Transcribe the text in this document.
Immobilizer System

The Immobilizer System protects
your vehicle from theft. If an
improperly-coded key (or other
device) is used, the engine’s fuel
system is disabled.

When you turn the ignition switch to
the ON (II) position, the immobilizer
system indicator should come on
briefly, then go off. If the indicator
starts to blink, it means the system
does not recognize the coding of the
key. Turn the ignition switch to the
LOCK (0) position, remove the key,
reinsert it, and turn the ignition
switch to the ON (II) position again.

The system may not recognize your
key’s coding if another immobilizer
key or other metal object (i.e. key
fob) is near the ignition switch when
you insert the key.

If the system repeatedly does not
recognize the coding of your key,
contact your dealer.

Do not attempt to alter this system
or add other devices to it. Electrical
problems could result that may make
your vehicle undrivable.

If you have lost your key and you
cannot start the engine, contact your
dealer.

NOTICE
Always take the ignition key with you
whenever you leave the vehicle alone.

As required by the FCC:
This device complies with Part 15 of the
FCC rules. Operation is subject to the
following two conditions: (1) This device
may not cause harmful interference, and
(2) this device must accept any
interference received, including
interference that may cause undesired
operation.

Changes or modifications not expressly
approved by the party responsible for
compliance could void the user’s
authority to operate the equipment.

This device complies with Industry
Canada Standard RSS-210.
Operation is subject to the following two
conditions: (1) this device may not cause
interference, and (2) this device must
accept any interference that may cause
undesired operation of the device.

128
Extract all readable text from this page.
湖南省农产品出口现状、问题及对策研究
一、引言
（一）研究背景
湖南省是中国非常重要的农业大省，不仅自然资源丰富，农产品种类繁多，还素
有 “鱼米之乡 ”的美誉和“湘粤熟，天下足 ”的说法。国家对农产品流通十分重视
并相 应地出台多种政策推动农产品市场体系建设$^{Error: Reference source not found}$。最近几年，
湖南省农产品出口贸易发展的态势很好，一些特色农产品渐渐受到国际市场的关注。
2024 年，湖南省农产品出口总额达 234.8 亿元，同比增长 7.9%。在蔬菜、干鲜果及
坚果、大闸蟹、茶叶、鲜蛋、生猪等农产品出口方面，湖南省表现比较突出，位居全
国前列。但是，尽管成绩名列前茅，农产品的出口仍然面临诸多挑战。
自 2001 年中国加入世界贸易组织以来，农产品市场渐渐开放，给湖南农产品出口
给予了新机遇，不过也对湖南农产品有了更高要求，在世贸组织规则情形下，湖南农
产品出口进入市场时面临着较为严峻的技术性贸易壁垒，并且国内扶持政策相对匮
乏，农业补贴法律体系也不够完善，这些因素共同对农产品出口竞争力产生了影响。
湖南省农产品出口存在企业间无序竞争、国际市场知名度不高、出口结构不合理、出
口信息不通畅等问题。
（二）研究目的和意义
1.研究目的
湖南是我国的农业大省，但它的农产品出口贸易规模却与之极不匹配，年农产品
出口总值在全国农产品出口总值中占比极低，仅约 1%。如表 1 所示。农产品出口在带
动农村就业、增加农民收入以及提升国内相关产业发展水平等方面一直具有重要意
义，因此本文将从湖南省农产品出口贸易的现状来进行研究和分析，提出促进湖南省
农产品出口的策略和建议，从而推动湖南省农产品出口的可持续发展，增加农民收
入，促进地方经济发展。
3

============

*EXERCISE OBJECTIVE*:
Produce a verbatim transcription of the entries above.

*SOLUTION TO THE PROBLEM*:
Transcribe the text in this document.
Immobilizer System

The Immobilizer System protects
your vehicle from theft. If an
improperly-coded key (or other
device) is used, the engine’s fuel
system is disabled.

When you turn the ignition switch to
the ON (II) position, the immobilizer
system indicator should come on
briefly, then go off. If the indicator
starts to blink, it means the system
does not recognize the coding of the
key. Turn the ignition switch to the
LOCK (0) position, remove the key,
reinsert it, and turn the ignition
switch to the ON (II) position again.

The system may not recognize your
key’s coding if another immobilizer
key or other metal object (i.e. key
fob) is near the ignition switch when
you insert the key.

If the system repeatedly does not
recognize the coding of your key,
contact your dealer.

Do not attempt to alter this system
or add other devices to it. Electrical
problems could result that may make
your vehicle undrivable.

If you have lost your key and you
cannot start the engine, contact your
dealer.

NOTICE
Always take the ignition key with you
whenever you leave the vehicle alone.

As required by the FCC:
This device complies with Part 15 of the
FCC rules. Operation is subject to the
following two conditions: (1) This device
may not cause harmful interference, and
(2) this device must accept any
interference received, including
interference that may cause undesired
operation.

Changes or modifications not expressly
approved by the party responsible for
compliance could void the user’s
authority to operate the equipment.

This device complies with Industry
Canada Standard RSS-210.
Operation is subject to the following two
conditions: (1) this device may not cause
interference, and (2) this device must
accept any interference that may cause
undesired operation of the device.

128
Extract all readable text from this page.
湖南省农产品出口现状、问题及对策研究
一、引言
（一）研究背景
湖南省是中国非常重要的农业大省，不仅自然资源丰富，农产品种类繁多，还素
有 “鱼米之乡 ”的美誉和“湘粤熟，天下足 ”的说法。国家对农产品流通十分重视
并相 应地出台多种政策推动农产品市场体系建设$^{Error: Reference source not found}$。最近几年，
湖南省农产品出口贸易发展的态势很好，一些特色农产品渐渐受到国际市场的关注。
2024 年，湖南省农产品出口总额达 234.8 亿元，同比增长 7.9%。在蔬菜、干鲜果及
坚果、大闸蟹、茶叶、鲜蛋、生猪等农产品出口方面，湖南省表现比较突出，位居全
国前列。但是，尽管成绩名列前茅，农产品的出口仍然面临诸多挑战。
自 2001 年中国加入世界贸易组织以来，农产品市场渐渐开放，给湖南农产品出口
给予了新机遇，不过也对湖南农产品有了更高要求，在世贸组织规则情形下，湖南农
产品出口进入市场时面临着较为严峻的技术性贸易壁垒，并且国内扶持政策相对匮
乏，农业补贴法律体系也不够完善，这些因素共同对农产品出口竞争力产生了影响。
湖南省农产品出口存在企业间无序竞争、国际市场知名度不高、出口结构不合理、出
口信息不通畅等问题。
（二）研究目的和意义
1.研究目的
湖南是我国的农业大省，但它的农产品出口贸易规模却与之极不匹配，年农产品
出口总值在全国农产品出口总值中占比极低，仅约 1%。如表 1 所示。农产品出口在带
动农村就业、增加农民收入以及提升国内相关产业发展水平等方面一直具有重要意
义，因此本文将从湖南省农产品出口贸易的现状来进行研究和分析，提出促进湖南省
农产品出口的策略和建议，从而推动湖南省农产品出口的可持续发展，增加农民收
入，促进地方经济发展。
3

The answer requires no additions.